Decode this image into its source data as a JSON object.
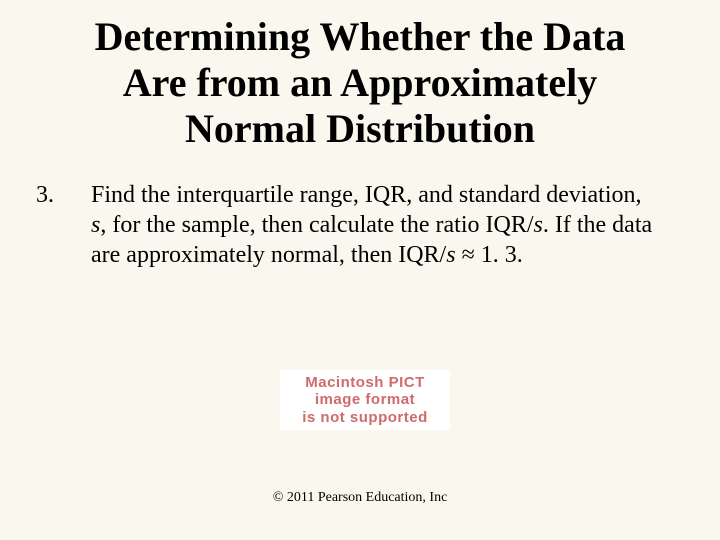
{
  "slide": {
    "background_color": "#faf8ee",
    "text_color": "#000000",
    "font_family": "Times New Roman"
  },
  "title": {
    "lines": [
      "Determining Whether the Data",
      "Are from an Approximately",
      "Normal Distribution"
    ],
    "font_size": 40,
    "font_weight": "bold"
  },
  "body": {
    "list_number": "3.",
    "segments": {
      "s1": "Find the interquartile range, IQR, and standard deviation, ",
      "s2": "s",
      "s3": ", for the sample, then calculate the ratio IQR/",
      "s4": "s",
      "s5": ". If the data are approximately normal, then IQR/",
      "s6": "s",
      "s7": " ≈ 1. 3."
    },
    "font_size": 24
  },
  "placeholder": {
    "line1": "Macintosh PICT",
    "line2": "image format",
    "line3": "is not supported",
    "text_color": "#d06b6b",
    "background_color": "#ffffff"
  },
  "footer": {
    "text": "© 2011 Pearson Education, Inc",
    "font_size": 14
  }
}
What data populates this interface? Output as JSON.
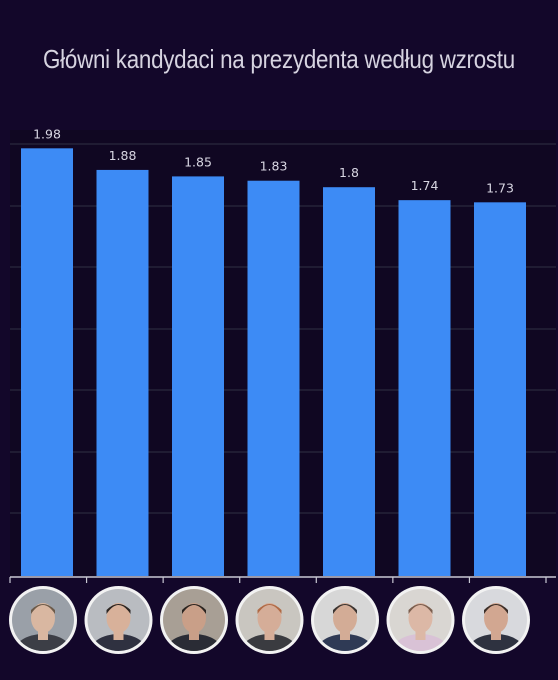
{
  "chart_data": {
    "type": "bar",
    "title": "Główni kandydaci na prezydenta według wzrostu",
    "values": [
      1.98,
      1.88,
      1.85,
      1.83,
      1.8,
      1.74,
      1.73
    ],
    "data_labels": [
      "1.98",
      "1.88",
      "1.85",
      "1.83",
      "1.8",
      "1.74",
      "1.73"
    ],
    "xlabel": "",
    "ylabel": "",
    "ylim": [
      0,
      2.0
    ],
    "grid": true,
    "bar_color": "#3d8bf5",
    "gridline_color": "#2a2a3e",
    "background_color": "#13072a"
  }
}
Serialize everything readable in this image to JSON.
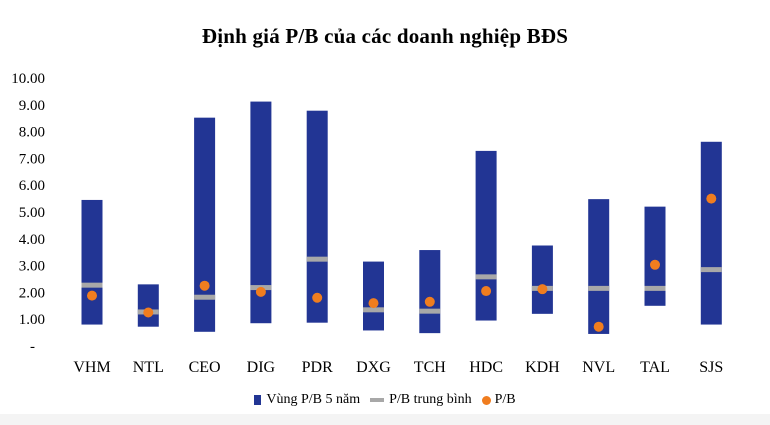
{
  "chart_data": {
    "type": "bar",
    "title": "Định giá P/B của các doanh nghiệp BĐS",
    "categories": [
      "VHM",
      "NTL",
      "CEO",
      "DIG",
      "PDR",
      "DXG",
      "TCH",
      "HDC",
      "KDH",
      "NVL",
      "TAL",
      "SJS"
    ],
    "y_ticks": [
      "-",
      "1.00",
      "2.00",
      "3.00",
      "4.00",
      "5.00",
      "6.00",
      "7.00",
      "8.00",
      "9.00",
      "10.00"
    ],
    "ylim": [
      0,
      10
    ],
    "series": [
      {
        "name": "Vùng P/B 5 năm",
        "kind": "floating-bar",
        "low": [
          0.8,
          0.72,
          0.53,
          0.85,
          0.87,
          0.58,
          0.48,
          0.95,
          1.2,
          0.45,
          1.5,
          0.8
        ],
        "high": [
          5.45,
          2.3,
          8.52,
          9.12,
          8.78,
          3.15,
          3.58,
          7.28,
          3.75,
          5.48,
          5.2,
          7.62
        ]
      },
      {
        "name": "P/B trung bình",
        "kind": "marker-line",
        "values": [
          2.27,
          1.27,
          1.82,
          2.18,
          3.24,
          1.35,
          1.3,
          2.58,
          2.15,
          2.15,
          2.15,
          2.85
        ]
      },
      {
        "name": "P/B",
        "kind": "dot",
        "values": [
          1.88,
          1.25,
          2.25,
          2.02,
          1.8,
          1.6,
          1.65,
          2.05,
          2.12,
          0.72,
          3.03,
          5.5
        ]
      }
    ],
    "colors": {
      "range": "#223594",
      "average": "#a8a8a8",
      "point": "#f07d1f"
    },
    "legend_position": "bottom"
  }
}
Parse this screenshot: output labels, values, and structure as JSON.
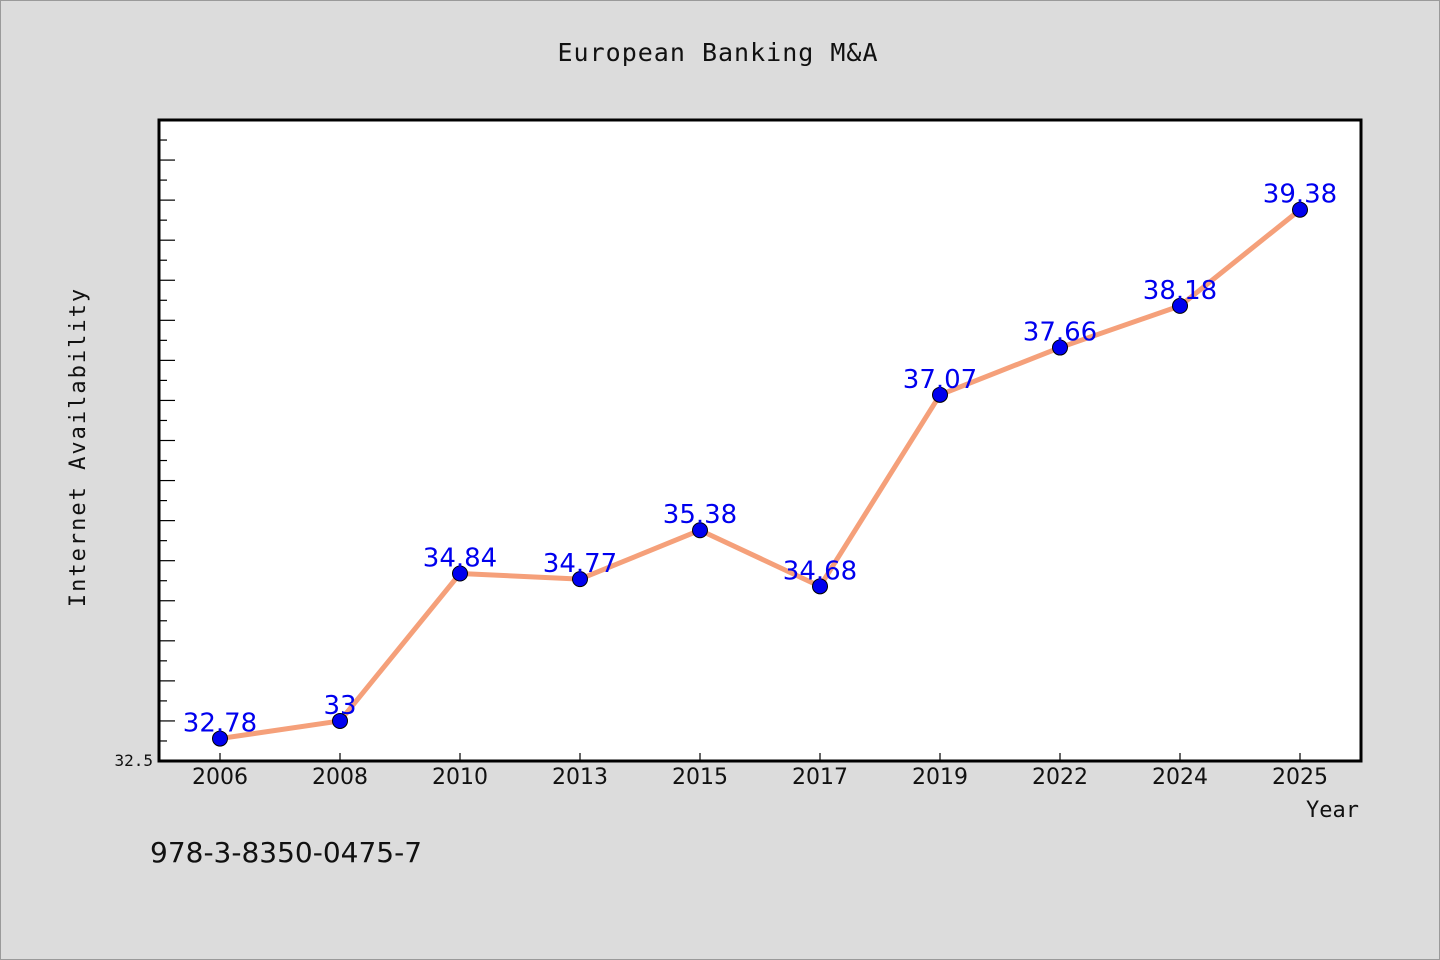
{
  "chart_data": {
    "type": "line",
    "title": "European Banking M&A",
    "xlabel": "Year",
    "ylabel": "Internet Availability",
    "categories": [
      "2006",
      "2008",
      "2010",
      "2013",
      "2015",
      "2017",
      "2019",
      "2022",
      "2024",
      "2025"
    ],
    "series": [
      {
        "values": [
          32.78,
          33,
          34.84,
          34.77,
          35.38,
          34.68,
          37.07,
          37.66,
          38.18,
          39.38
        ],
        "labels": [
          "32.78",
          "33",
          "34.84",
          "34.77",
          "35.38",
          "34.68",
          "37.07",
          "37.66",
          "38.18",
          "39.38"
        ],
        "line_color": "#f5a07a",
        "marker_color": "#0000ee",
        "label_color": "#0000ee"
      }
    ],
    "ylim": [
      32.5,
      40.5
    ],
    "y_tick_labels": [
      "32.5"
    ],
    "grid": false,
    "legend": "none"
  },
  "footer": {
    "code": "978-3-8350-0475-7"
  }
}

-----

#### INSTRUCTIONS FOR THE TASK:
In the records above, locate the lines holding the word "JSON". Copy each of them.

#### WRITTEN ANSWER:
Decode this image into its source data as a JSON object.
What data populates this interface? Output as JSON.
Serialize everything readable in this image to JSON.
Parse this screenshot: output labels, values, and structure as JSON.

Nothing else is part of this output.